Do this
Look through the data and write out every line with the word "title" in it.

--- Data provided ---

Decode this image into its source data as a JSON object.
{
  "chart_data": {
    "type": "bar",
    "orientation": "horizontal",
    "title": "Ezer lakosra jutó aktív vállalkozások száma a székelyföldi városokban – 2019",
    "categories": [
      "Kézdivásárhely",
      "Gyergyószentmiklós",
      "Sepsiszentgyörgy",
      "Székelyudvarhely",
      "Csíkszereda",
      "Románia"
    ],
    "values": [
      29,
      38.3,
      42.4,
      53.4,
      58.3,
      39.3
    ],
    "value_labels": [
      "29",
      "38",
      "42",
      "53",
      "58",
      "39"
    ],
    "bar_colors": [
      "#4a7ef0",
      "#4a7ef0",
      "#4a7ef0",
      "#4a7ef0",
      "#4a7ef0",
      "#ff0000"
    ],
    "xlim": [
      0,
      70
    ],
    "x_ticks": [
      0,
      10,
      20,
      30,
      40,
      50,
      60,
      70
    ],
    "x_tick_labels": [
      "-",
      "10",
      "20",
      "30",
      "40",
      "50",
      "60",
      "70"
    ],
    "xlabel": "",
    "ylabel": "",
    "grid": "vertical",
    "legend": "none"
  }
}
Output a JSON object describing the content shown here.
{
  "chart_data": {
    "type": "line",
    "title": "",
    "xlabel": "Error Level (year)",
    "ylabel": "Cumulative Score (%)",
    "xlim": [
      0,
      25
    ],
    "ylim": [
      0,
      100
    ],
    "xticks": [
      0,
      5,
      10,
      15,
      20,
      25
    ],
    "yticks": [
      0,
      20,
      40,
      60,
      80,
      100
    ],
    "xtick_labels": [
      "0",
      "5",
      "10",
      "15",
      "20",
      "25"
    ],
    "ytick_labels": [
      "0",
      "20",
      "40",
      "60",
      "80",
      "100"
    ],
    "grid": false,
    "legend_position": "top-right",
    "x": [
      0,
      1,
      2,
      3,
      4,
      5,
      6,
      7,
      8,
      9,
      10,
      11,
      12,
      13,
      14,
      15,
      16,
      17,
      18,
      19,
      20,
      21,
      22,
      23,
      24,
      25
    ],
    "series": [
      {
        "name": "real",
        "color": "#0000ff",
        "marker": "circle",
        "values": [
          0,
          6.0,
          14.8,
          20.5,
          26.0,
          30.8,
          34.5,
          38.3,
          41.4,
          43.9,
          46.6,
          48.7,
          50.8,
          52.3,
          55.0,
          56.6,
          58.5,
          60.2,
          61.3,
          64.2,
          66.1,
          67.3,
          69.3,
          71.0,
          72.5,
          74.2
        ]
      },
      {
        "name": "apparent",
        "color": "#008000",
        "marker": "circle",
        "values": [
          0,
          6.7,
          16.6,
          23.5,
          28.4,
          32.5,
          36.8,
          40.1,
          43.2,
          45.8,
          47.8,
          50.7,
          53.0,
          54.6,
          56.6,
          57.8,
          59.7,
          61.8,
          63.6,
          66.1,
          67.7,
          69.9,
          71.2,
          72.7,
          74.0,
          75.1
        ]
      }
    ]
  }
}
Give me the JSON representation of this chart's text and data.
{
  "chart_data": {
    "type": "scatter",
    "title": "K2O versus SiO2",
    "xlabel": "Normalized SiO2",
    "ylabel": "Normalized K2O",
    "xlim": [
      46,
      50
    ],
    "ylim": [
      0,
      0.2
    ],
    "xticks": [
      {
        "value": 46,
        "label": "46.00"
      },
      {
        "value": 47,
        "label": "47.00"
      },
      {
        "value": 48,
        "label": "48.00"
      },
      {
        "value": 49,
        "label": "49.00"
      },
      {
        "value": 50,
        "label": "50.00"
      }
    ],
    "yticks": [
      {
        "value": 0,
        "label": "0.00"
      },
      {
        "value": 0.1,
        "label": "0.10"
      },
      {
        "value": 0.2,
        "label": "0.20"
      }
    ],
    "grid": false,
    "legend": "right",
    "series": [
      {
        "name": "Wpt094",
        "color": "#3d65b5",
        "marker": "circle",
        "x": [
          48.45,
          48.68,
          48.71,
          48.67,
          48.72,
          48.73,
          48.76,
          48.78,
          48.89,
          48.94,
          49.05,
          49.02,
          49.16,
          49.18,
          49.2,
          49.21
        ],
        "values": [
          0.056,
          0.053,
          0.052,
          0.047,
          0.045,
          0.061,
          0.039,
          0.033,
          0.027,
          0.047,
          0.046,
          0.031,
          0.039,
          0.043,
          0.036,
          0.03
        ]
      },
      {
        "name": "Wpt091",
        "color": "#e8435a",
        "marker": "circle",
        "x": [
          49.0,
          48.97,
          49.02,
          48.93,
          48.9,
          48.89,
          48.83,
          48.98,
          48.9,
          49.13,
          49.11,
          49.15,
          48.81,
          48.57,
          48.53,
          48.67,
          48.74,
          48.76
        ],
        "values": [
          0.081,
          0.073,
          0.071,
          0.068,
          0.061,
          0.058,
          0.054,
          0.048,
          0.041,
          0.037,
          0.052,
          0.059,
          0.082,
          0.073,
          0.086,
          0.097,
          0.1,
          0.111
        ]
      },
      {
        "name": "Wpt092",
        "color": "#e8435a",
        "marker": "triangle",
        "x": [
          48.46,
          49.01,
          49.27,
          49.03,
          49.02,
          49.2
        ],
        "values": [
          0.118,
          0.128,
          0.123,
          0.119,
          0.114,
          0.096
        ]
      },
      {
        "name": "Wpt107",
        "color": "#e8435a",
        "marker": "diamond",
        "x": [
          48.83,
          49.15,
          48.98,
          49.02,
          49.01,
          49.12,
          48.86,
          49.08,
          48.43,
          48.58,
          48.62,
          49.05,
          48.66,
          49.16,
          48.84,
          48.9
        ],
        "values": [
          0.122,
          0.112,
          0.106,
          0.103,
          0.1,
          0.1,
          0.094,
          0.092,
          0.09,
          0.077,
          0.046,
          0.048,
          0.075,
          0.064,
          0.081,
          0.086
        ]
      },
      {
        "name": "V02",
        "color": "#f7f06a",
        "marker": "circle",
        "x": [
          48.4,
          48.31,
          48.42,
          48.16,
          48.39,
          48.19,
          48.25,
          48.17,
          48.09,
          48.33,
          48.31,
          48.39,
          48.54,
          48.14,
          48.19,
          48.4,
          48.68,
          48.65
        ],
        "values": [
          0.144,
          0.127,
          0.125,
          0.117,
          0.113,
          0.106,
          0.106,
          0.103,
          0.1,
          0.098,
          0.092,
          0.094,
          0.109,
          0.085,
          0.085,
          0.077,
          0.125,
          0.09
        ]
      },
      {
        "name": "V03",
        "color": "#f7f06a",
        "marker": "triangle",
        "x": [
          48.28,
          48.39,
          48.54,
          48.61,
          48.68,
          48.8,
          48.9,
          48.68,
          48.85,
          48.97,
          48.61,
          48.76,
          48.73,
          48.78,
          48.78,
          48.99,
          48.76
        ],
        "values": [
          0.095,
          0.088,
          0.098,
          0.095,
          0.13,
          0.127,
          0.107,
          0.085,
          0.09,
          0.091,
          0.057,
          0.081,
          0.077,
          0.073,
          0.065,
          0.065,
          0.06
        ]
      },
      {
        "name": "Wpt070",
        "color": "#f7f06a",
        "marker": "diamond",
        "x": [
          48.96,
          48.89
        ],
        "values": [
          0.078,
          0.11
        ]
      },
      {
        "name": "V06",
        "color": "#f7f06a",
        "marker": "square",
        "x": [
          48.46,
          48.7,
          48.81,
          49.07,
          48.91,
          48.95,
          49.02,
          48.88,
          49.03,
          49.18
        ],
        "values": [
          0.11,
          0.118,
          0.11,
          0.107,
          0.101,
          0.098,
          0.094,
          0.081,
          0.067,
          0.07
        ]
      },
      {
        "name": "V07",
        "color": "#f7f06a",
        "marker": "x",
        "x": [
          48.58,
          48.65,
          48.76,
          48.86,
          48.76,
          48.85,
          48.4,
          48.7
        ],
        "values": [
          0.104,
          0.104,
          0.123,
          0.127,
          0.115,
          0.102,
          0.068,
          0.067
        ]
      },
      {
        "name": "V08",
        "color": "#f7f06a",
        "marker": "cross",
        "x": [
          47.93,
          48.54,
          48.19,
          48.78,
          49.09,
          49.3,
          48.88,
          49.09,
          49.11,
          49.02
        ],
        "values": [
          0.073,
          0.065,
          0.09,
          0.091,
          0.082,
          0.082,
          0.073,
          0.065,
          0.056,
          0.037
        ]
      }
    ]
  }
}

---

Exercise answer
    "title": "Ezer lakosra jutó aktív vállalkozások száma a székelyföldi városokban – 2019",
    "title": "",
    "title": "K2O versus SiO2",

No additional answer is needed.